The task: Quote all entries exactly, leaving pictures aside.

Exercise material:
★ ★ ★ ★ ★
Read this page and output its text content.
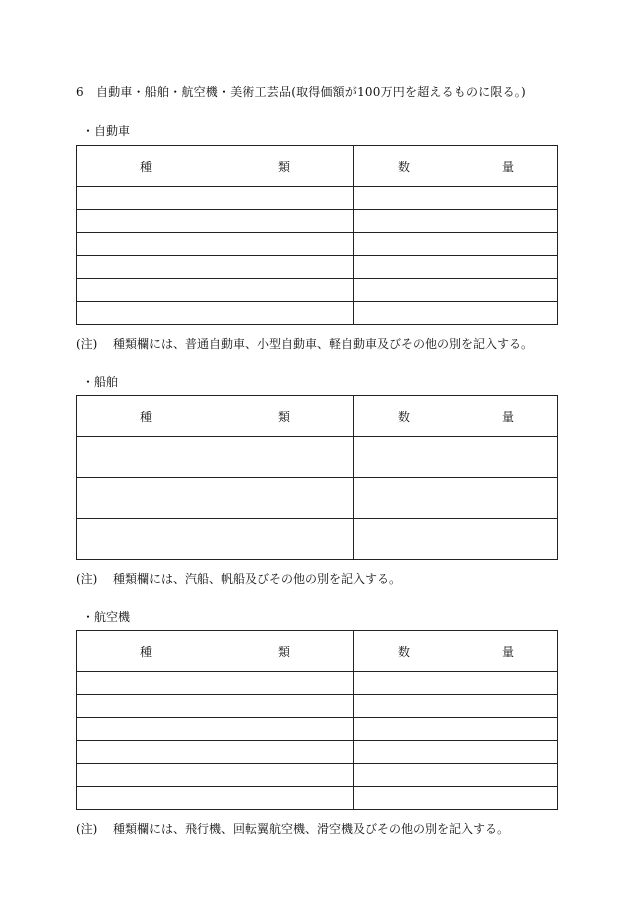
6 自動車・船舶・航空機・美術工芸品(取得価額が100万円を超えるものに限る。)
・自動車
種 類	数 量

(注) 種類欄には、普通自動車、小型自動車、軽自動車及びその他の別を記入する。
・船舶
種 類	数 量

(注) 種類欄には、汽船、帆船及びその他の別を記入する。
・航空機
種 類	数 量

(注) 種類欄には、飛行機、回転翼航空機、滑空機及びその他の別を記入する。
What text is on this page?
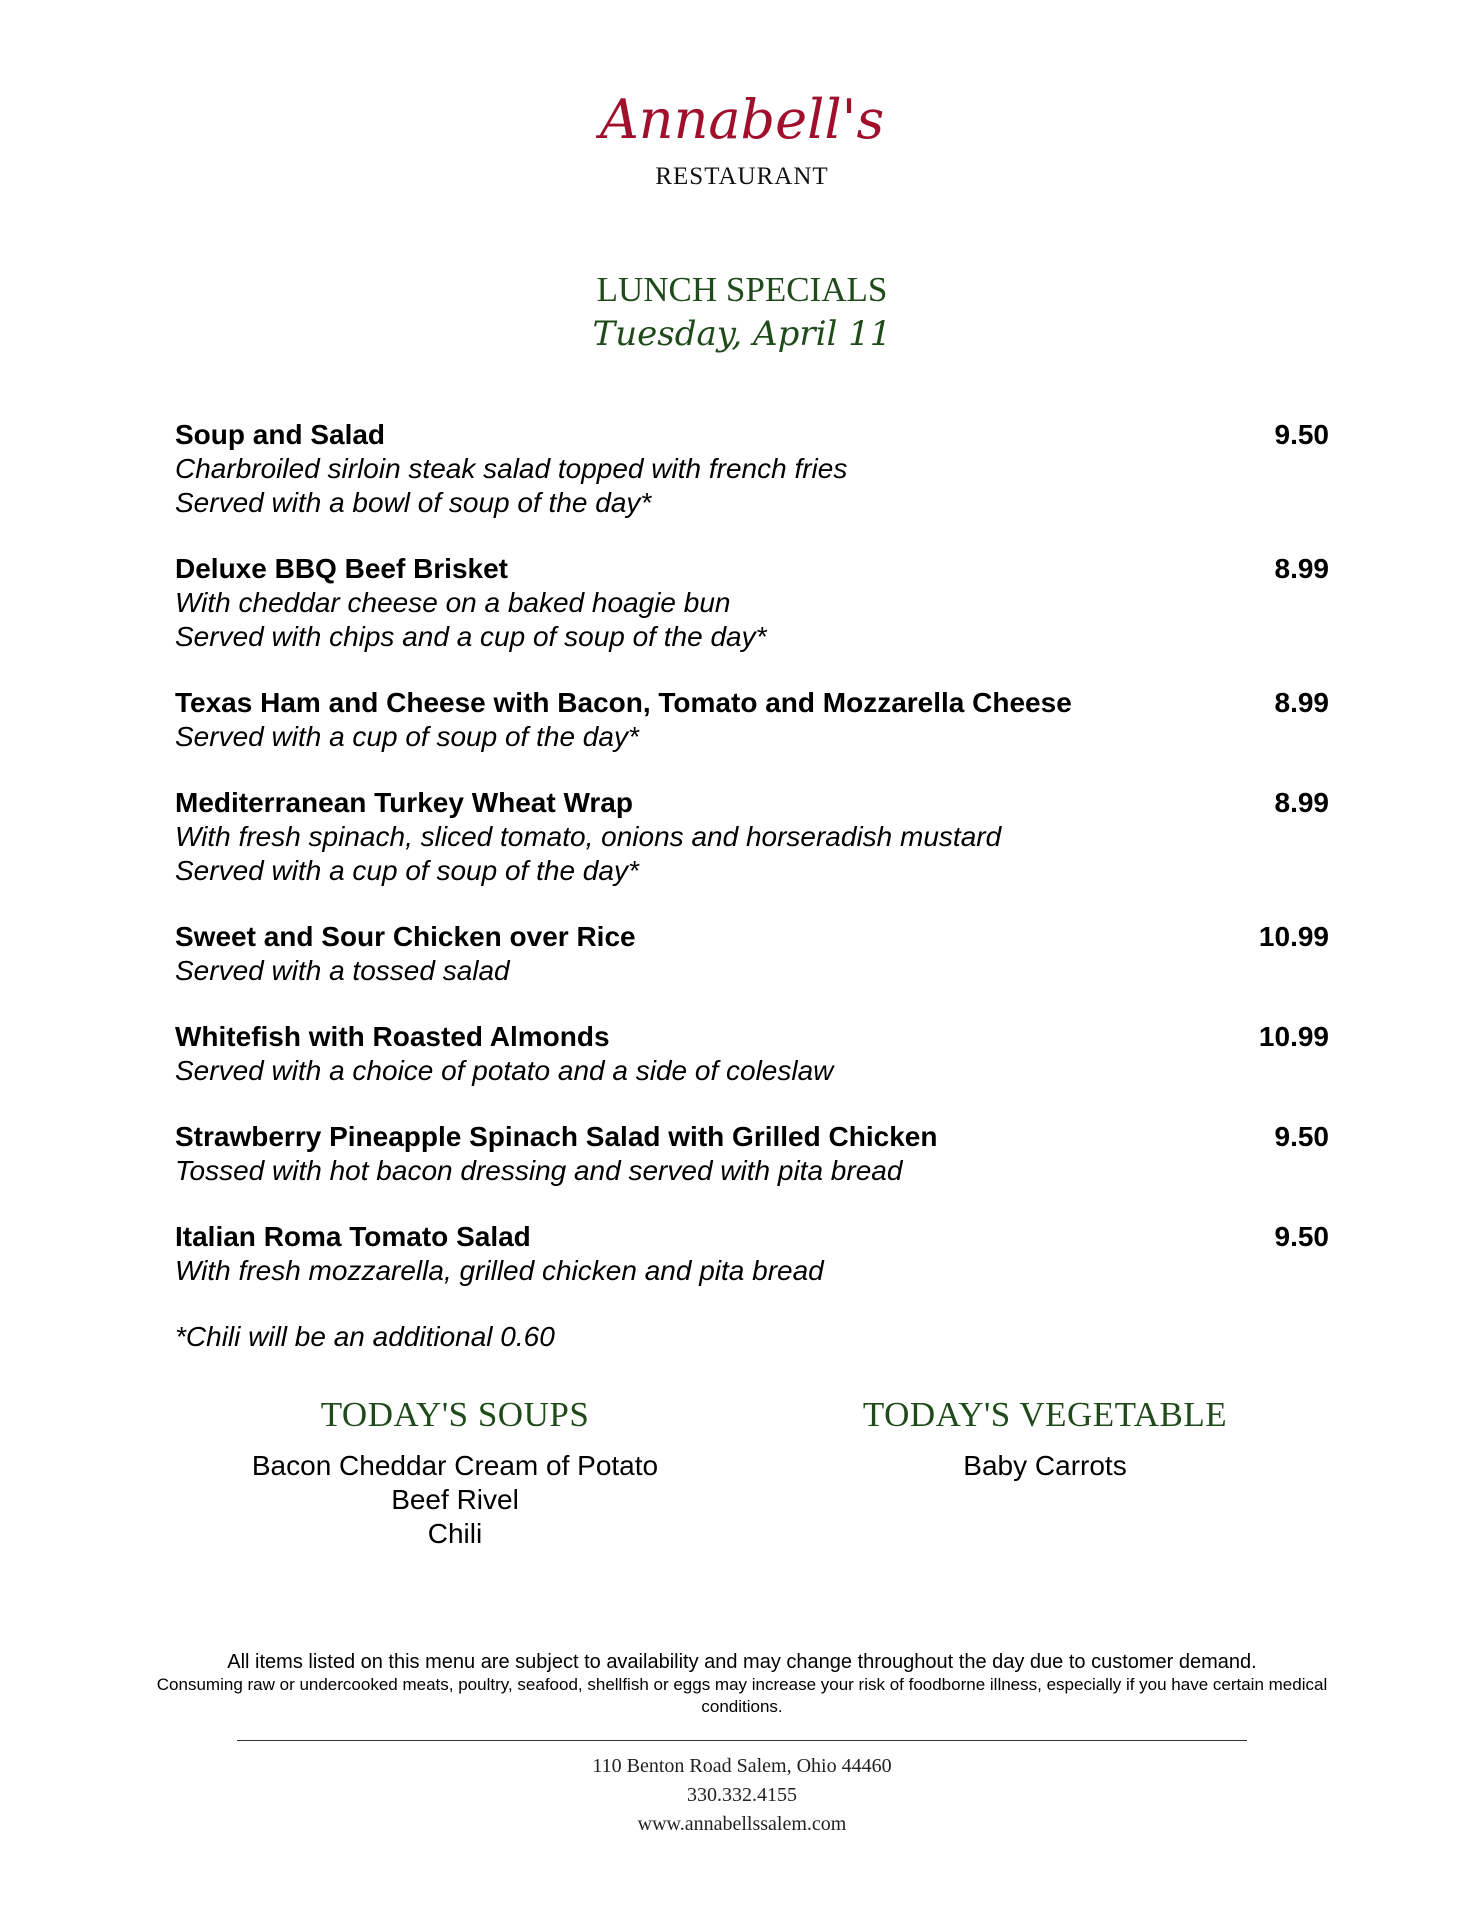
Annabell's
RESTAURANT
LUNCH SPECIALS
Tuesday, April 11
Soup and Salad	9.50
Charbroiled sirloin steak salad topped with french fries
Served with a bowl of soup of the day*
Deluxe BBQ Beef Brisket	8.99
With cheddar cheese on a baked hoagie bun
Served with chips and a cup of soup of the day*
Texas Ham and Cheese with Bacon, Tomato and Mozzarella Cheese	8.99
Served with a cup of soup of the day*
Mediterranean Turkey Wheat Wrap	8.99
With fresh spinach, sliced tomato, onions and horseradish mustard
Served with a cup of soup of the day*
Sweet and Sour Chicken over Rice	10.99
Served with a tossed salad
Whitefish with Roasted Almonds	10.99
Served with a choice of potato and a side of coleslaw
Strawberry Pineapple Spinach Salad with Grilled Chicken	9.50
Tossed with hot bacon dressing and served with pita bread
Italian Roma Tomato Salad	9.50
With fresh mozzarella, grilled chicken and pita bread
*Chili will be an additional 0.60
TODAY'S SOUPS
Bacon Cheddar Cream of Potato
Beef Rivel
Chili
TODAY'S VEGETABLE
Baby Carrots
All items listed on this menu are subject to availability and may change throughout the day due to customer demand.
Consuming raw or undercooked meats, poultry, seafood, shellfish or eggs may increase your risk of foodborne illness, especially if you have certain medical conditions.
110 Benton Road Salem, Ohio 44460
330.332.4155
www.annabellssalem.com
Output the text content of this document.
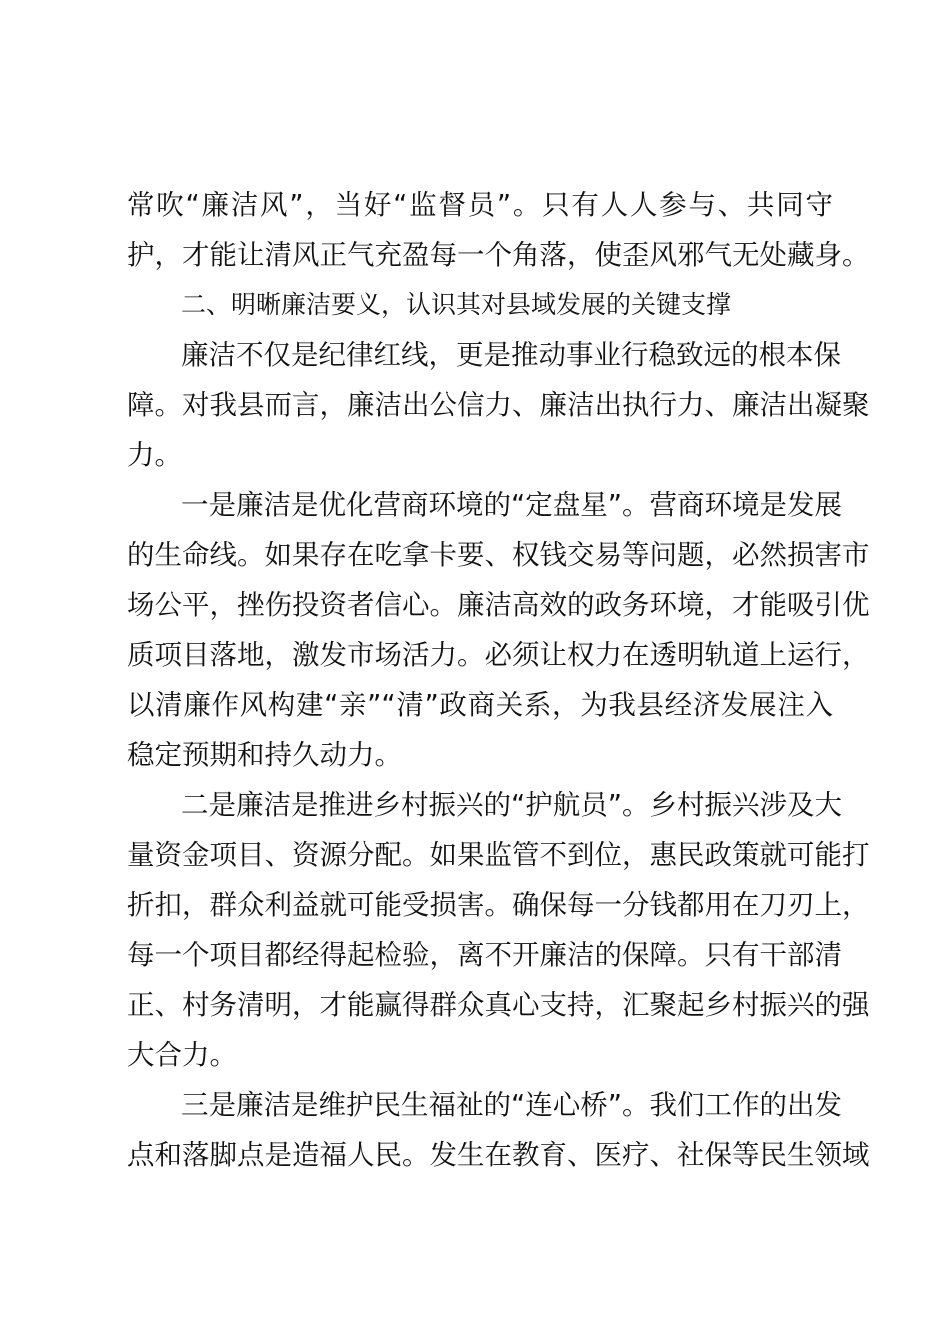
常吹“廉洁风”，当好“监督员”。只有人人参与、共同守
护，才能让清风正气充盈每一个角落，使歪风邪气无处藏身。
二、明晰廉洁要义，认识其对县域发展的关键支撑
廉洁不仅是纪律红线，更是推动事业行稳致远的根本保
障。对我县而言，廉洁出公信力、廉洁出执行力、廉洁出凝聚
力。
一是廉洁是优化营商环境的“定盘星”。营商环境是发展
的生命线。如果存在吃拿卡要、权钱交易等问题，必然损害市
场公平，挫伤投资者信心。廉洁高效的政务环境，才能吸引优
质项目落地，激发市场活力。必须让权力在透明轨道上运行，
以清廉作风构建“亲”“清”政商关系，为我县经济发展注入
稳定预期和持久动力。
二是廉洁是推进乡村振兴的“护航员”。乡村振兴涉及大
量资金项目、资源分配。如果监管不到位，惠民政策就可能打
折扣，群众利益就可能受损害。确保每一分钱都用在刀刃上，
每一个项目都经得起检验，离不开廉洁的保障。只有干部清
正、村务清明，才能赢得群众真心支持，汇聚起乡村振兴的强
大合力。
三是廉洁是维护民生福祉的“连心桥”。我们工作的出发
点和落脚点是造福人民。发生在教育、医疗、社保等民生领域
★ ★ ★ ★ ★
Task result:
Read this page and output its text content.
6 自動車・船舶・航空機・美術工芸品(取得価額が100万円を超えるものに限る。)
・自動車
種 類	数 量

(注) 種類欄には、普通自動車、小型自動車、軽自動車及びその他の別を記入する。
・船舶
種 類	数 量

(注) 種類欄には、汽船、帆船及びその他の別を記入する。
・航空機
種 類	数 量

(注) 種類欄には、飛行機、回転翼航空機、滑空機及びその他の別を記入する。
What text is on this page?
Annabell's
RESTAURANT
LUNCH SPECIALS
Tuesday, April 11
Soup and Salad	9.50
Charbroiled sirloin steak salad topped with french fries
Served with a bowl of soup of the day*
Deluxe BBQ Beef Brisket	8.99
With cheddar cheese on a baked hoagie bun
Served with chips and a cup of soup of the day*
Texas Ham and Cheese with Bacon, Tomato and Mozzarella Cheese	8.99
Served with a cup of soup of the day*
Mediterranean Turkey Wheat Wrap	8.99
With fresh spinach, sliced tomato, onions and horseradish mustard
Served with a cup of soup of the day*
Sweet and Sour Chicken over Rice	10.99
Served with a tossed salad
Whitefish with Roasted Almonds	10.99
Served with a choice of potato and a side of coleslaw
Strawberry Pineapple Spinach Salad with Grilled Chicken	9.50
Tossed with hot bacon dressing and served with pita bread
Italian Roma Tomato Salad	9.50
With fresh mozzarella, grilled chicken and pita bread
*Chili will be an additional 0.60
TODAY'S SOUPS
Bacon Cheddar Cream of Potato
Beef Rivel
Chili
TODAY'S VEGETABLE
Baby Carrots
All items listed on this menu are subject to availability and may change throughout the day due to customer demand.
Consuming raw or undercooked meats, poultry, seafood, shellfish or eggs may increase your risk of foodborne illness, especially if you have certain medical conditions.
110 Benton Road Salem, Ohio 44460
330.332.4155
www.annabellssalem.com
Output the text content of this document.
常吹“廉洁风”，当好“监督员”。只有人人参与、共同守
护，才能让清风正气充盈每一个角落，使歪风邪气无处藏身。
二、明晰廉洁要义，认识其对县域发展的关键支撑
廉洁不仅是纪律红线，更是推动事业行稳致远的根本保
障。对我县而言，廉洁出公信力、廉洁出执行力、廉洁出凝聚
力。
一是廉洁是优化营商环境的“定盘星”。营商环境是发展
的生命线。如果存在吃拿卡要、权钱交易等问题，必然损害市
场公平，挫伤投资者信心。廉洁高效的政务环境，才能吸引优
质项目落地，激发市场活力。必须让权力在透明轨道上运行，
以清廉作风构建“亲”“清”政商关系，为我县经济发展注入
稳定预期和持久动力。
二是廉洁是推进乡村振兴的“护航员”。乡村振兴涉及大
量资金项目、资源分配。如果监管不到位，惠民政策就可能打
折扣，群众利益就可能受损害。确保每一分钱都用在刀刃上，
每一个项目都经得起检验，离不开廉洁的保障。只有干部清
正、村务清明，才能赢得群众真心支持，汇聚起乡村振兴的强
大合力。
三是廉洁是维护民生福祉的“连心桥”。我们工作的出发
点和落脚点是造福人民。发生在教育、医疗、社保等民生领域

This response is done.